What is asked: Determine the number of lines that have the string "Beginning" in them, and give only that number.

* START Information given *

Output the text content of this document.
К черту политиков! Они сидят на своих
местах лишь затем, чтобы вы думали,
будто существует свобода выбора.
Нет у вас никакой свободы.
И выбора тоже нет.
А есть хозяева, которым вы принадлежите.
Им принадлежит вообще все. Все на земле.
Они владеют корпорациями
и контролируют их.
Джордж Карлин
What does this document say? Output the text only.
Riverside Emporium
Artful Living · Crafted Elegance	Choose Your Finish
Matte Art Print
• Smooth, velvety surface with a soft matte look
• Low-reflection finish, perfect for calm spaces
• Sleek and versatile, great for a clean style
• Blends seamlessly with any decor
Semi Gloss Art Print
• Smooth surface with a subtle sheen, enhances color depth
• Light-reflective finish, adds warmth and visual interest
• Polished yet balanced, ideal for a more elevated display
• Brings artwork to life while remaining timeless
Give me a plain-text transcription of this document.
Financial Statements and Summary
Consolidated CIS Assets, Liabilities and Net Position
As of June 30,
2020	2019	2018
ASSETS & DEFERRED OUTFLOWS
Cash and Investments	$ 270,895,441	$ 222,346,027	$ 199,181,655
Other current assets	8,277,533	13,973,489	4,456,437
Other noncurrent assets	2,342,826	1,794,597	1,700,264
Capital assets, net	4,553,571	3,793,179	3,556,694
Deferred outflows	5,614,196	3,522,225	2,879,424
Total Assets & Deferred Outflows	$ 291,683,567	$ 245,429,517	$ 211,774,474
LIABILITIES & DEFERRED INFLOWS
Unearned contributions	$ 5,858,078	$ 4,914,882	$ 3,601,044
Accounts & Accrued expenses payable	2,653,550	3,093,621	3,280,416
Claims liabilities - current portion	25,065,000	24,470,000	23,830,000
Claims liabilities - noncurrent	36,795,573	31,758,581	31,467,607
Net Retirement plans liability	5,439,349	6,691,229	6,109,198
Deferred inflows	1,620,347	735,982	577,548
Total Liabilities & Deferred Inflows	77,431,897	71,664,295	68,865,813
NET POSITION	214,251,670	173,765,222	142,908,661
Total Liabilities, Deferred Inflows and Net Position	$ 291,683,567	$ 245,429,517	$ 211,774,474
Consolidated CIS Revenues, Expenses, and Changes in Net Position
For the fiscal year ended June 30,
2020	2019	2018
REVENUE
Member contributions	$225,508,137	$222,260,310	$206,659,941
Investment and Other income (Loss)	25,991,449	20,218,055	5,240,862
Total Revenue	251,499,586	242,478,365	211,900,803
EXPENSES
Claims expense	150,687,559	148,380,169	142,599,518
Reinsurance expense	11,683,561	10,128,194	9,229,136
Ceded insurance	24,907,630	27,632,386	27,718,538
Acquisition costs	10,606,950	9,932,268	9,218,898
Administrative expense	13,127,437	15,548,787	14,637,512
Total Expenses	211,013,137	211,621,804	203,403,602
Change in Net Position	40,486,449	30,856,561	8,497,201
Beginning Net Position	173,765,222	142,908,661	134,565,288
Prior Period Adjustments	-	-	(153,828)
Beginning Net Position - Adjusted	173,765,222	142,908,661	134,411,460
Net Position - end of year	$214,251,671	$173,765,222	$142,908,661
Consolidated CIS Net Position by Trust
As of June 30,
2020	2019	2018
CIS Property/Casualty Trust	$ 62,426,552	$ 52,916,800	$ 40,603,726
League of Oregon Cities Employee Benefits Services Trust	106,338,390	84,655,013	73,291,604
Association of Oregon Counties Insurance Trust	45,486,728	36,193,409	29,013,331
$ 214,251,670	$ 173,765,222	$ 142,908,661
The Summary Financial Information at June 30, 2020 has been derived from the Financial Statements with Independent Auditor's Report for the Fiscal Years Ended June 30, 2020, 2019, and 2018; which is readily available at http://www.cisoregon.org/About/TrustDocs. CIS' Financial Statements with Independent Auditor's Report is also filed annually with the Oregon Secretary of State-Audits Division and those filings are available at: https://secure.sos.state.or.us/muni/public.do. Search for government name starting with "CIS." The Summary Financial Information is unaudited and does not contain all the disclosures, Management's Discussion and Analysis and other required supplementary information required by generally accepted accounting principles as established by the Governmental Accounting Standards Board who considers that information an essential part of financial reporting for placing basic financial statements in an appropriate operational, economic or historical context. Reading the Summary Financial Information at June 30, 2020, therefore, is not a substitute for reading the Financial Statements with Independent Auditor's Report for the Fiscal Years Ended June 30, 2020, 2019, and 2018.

* END Information given *

Written solution: 2